=== AIM ===
In the records below, find each line containing the word "活动背景" and copy it.

=== DATA TO USE ===
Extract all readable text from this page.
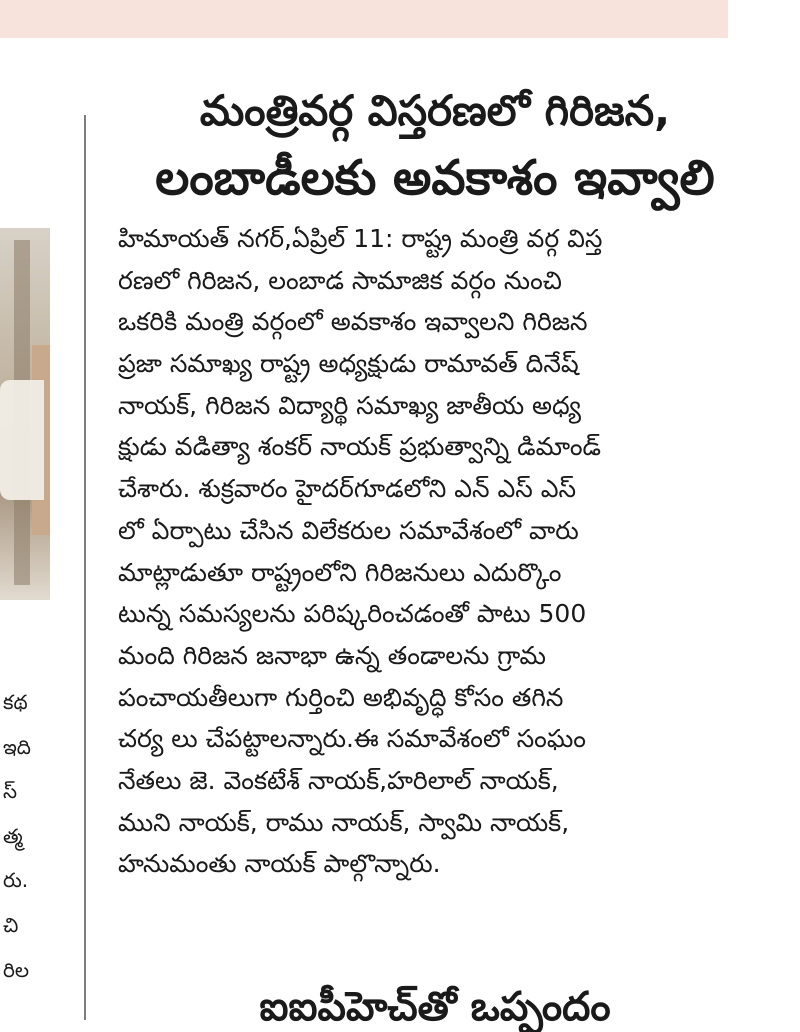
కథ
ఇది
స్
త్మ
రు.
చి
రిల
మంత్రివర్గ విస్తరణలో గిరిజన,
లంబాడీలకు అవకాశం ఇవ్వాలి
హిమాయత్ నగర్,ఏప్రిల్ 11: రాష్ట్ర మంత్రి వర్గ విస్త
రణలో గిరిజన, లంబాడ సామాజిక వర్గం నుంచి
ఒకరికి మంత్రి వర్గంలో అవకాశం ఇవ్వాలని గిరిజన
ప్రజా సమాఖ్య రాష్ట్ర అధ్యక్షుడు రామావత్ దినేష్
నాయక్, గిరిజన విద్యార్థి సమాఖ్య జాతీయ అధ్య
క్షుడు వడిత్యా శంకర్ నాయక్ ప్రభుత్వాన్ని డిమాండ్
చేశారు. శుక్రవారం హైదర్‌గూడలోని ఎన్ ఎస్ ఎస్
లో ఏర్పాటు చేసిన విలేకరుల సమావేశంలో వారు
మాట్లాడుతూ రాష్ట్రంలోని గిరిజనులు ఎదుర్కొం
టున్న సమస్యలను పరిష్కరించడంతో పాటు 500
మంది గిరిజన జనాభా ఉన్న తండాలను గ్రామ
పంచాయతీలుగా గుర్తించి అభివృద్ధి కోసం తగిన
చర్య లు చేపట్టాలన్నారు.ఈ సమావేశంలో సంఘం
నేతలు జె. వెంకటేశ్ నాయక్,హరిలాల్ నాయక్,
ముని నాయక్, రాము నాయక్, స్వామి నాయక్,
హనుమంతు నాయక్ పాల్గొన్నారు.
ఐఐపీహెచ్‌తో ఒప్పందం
...
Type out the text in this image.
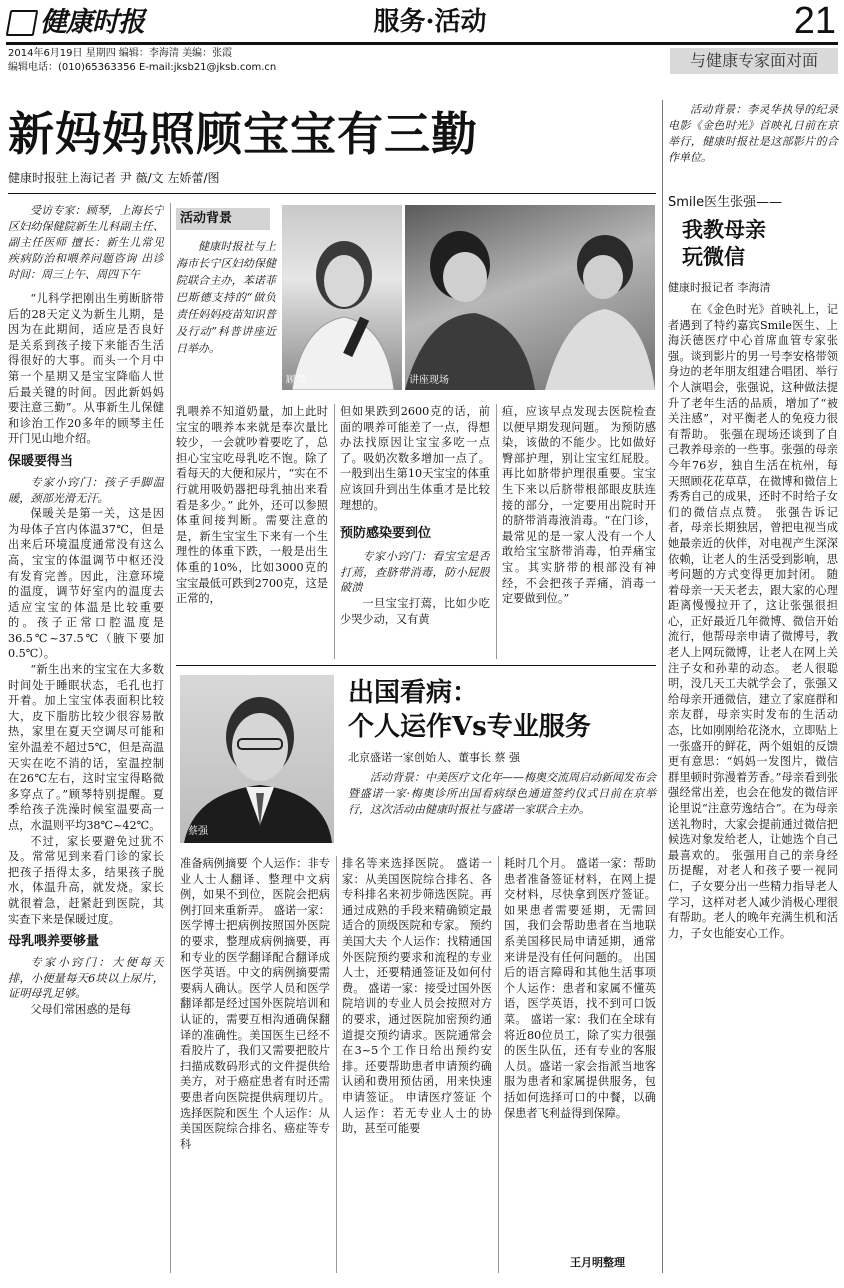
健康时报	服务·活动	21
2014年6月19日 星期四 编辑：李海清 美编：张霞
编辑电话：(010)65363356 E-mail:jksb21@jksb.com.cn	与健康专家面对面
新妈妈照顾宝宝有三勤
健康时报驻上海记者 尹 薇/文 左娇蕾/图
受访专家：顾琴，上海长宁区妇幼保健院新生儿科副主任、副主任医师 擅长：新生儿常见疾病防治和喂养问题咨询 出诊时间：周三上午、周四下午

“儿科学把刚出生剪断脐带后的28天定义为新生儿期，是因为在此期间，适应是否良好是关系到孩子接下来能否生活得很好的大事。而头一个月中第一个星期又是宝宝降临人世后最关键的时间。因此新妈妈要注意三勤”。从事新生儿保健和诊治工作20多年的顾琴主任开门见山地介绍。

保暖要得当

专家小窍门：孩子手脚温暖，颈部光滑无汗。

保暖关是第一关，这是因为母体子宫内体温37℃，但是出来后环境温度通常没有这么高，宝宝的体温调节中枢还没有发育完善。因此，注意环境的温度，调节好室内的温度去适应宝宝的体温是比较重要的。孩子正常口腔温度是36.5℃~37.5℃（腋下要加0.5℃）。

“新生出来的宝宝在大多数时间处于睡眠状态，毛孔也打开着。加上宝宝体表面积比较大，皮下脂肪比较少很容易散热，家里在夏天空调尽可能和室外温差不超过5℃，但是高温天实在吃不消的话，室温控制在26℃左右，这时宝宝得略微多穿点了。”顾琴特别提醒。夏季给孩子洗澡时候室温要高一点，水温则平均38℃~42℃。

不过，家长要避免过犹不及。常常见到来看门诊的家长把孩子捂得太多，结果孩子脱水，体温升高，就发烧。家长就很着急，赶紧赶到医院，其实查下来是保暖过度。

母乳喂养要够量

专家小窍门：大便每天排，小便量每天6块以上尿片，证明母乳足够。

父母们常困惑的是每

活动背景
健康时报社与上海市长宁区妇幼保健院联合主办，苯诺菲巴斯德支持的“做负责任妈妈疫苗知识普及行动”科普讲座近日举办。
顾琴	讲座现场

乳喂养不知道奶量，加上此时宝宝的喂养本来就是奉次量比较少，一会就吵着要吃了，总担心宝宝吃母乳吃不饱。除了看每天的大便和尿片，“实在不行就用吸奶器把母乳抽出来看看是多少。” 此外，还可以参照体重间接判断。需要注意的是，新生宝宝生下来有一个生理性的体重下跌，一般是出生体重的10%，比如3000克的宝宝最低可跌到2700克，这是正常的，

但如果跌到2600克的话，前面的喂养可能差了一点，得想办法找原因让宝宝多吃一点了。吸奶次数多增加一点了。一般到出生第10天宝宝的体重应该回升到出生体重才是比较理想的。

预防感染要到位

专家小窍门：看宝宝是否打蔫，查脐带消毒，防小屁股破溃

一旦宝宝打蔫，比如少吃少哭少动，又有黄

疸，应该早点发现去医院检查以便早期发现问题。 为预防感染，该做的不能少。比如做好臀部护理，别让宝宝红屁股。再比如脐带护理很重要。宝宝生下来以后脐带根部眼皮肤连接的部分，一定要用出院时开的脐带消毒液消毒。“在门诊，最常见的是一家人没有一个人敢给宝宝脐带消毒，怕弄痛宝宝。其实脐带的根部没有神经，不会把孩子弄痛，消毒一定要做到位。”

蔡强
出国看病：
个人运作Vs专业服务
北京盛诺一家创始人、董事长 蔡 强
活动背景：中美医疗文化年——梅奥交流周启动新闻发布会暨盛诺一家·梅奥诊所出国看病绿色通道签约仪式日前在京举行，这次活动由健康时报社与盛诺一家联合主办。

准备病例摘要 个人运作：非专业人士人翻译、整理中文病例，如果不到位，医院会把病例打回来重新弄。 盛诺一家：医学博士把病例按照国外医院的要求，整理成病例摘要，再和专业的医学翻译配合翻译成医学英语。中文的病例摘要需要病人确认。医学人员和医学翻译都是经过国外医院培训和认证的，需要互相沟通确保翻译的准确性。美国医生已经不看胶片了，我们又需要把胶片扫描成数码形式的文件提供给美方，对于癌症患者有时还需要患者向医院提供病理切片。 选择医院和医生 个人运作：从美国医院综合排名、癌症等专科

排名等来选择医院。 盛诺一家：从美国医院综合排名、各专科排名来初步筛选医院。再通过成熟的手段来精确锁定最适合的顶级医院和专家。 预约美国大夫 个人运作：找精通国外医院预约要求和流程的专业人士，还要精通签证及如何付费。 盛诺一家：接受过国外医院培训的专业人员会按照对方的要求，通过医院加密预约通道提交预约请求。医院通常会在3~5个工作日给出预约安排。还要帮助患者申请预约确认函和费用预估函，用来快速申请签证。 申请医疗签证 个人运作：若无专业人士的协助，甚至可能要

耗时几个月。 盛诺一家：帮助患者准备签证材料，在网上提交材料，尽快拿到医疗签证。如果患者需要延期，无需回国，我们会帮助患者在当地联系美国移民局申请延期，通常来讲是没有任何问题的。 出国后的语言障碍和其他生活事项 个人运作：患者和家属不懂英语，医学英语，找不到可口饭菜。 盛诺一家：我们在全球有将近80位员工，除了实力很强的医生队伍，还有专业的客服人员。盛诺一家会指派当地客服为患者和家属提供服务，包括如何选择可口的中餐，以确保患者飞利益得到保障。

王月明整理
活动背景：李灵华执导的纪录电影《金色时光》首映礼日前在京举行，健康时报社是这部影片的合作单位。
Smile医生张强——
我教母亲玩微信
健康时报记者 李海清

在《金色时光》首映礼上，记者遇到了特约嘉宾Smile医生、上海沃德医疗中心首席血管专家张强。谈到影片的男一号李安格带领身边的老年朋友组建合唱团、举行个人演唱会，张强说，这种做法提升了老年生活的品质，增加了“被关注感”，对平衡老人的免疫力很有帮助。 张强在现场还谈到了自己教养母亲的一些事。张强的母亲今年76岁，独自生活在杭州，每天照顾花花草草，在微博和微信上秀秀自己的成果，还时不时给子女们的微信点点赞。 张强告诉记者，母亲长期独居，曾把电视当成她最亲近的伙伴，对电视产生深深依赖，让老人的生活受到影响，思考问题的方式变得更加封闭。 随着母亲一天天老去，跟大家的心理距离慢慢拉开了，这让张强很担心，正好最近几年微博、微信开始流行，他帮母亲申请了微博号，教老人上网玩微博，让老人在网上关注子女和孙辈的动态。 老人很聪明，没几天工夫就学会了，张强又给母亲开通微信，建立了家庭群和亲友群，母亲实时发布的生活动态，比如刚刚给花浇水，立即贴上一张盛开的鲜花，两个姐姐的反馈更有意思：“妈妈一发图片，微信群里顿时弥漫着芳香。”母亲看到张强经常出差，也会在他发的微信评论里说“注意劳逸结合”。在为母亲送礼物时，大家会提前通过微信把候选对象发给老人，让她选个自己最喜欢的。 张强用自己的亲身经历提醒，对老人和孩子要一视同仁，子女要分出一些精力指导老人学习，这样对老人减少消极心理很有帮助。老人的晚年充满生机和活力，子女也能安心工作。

=== EXPECTED OUTPUT ===
活动背景
活动背景：中美医疗文化年——梅奥交流周启动新闻发布会暨盛诺一家·梅奥诊所出国看病绿色通道签约仪式日前在京举行，这次活动由健康时报社与盛诺一家联合主办。
活动背景：李灵华执导的纪录电影《金色时光》首映礼日前在京举行，健康时报社是这部影片的合作单位。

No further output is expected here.